* BEGIN Entries provided *
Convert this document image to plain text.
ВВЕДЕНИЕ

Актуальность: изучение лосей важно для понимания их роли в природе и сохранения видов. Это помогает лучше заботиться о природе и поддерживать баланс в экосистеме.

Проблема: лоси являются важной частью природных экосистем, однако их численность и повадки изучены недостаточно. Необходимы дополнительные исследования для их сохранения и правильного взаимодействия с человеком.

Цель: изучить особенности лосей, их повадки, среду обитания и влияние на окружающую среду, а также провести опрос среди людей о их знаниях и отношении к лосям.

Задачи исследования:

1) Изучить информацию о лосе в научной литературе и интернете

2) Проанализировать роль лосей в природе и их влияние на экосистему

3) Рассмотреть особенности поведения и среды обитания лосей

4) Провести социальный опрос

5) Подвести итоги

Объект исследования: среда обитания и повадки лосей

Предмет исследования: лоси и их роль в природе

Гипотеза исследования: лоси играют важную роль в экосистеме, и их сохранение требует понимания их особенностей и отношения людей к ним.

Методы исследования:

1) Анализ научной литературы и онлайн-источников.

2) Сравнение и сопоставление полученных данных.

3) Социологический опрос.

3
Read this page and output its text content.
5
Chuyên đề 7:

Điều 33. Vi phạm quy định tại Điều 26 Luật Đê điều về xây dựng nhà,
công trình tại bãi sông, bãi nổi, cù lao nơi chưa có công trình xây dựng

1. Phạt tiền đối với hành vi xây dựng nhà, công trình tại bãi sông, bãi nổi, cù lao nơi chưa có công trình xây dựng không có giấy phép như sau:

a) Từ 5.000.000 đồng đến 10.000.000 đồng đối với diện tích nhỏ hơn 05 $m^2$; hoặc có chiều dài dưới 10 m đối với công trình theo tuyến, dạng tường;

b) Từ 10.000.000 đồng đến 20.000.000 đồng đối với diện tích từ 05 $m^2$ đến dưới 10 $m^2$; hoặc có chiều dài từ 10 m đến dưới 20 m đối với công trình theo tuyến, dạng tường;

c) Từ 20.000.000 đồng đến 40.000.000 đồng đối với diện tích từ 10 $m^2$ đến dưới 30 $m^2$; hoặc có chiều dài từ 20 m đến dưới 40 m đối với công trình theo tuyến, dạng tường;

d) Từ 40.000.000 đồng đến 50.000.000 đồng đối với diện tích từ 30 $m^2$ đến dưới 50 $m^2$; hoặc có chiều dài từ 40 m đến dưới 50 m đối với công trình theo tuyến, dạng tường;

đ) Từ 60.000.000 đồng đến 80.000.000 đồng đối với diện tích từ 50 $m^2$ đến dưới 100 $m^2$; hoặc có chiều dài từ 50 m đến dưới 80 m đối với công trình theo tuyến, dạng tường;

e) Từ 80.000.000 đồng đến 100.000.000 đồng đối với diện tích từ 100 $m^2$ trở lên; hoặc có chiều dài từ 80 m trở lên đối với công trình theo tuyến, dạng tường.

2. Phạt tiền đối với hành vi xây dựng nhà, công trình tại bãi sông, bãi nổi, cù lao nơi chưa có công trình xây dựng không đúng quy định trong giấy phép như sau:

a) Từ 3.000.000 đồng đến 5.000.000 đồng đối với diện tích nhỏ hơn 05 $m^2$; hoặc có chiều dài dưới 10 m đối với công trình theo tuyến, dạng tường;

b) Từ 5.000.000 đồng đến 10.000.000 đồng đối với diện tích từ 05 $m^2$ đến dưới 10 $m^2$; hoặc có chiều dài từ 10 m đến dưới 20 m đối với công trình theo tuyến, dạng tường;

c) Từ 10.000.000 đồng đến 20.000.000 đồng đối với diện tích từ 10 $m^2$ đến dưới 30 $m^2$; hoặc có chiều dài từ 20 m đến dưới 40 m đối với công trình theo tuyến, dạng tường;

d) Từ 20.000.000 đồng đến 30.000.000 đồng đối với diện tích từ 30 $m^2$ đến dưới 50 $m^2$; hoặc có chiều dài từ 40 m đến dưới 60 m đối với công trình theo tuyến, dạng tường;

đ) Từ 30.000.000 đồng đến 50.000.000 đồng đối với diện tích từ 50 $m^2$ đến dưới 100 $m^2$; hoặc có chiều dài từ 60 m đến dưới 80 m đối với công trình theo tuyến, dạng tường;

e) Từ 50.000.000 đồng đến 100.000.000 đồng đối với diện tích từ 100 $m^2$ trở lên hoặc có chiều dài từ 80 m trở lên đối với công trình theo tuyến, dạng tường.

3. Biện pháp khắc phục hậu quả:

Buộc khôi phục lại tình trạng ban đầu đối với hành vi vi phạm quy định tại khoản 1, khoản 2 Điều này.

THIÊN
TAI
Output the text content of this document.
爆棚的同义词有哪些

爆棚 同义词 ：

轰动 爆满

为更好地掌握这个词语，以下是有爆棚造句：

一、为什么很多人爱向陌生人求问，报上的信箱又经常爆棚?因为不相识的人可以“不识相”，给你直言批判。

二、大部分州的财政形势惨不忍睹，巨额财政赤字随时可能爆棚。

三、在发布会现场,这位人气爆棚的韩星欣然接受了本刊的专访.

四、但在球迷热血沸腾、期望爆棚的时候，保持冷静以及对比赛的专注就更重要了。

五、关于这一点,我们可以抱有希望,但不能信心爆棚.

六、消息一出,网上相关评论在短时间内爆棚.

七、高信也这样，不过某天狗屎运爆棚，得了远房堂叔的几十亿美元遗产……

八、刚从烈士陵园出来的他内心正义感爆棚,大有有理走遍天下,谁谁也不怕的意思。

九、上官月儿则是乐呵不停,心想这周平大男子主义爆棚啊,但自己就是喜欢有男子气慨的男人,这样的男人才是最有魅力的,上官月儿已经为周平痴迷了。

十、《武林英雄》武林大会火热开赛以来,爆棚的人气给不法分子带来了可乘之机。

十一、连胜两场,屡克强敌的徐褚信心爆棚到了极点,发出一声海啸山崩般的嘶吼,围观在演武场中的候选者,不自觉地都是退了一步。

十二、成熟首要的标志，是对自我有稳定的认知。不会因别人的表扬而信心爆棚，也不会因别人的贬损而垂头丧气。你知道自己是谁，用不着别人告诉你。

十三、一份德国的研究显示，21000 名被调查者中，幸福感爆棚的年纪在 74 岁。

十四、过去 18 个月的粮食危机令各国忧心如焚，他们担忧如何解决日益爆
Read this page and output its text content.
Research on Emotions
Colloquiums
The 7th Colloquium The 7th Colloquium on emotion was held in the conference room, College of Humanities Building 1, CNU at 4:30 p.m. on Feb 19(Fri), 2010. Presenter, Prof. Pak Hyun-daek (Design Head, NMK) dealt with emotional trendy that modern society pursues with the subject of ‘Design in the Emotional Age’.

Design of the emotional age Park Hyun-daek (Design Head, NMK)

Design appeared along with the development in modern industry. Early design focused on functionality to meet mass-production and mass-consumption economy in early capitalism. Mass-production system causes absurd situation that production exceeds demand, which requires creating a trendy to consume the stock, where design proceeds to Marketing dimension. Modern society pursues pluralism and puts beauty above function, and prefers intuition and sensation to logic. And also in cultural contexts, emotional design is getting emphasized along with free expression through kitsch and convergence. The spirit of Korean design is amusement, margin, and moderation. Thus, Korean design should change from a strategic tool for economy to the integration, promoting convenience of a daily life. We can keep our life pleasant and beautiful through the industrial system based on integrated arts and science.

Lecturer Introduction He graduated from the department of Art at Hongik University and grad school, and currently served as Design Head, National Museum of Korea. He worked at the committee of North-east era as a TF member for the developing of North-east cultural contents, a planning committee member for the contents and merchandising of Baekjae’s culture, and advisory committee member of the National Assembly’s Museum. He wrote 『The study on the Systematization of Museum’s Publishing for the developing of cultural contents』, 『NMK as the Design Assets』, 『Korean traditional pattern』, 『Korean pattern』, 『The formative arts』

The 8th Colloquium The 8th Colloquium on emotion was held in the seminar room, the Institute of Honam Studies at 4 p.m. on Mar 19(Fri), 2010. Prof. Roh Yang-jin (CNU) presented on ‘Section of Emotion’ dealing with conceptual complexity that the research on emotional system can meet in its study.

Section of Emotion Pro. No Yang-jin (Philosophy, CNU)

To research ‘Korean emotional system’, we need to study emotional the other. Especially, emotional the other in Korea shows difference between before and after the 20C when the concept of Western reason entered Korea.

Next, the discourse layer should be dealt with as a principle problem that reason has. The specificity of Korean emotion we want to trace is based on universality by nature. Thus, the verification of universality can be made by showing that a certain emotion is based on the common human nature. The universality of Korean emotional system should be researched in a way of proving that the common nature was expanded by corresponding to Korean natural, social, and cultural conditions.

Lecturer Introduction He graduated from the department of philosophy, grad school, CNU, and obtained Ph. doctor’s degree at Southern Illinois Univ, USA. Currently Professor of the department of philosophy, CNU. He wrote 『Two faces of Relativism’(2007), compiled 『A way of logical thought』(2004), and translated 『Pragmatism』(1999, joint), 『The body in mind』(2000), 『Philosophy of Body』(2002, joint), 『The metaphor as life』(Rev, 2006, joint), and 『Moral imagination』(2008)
* END Entries provided *
**Task brief:**
Looking at the entries above, how many lines contain the word "Section"? Answer with the number alone.

**Exercise solution:**
2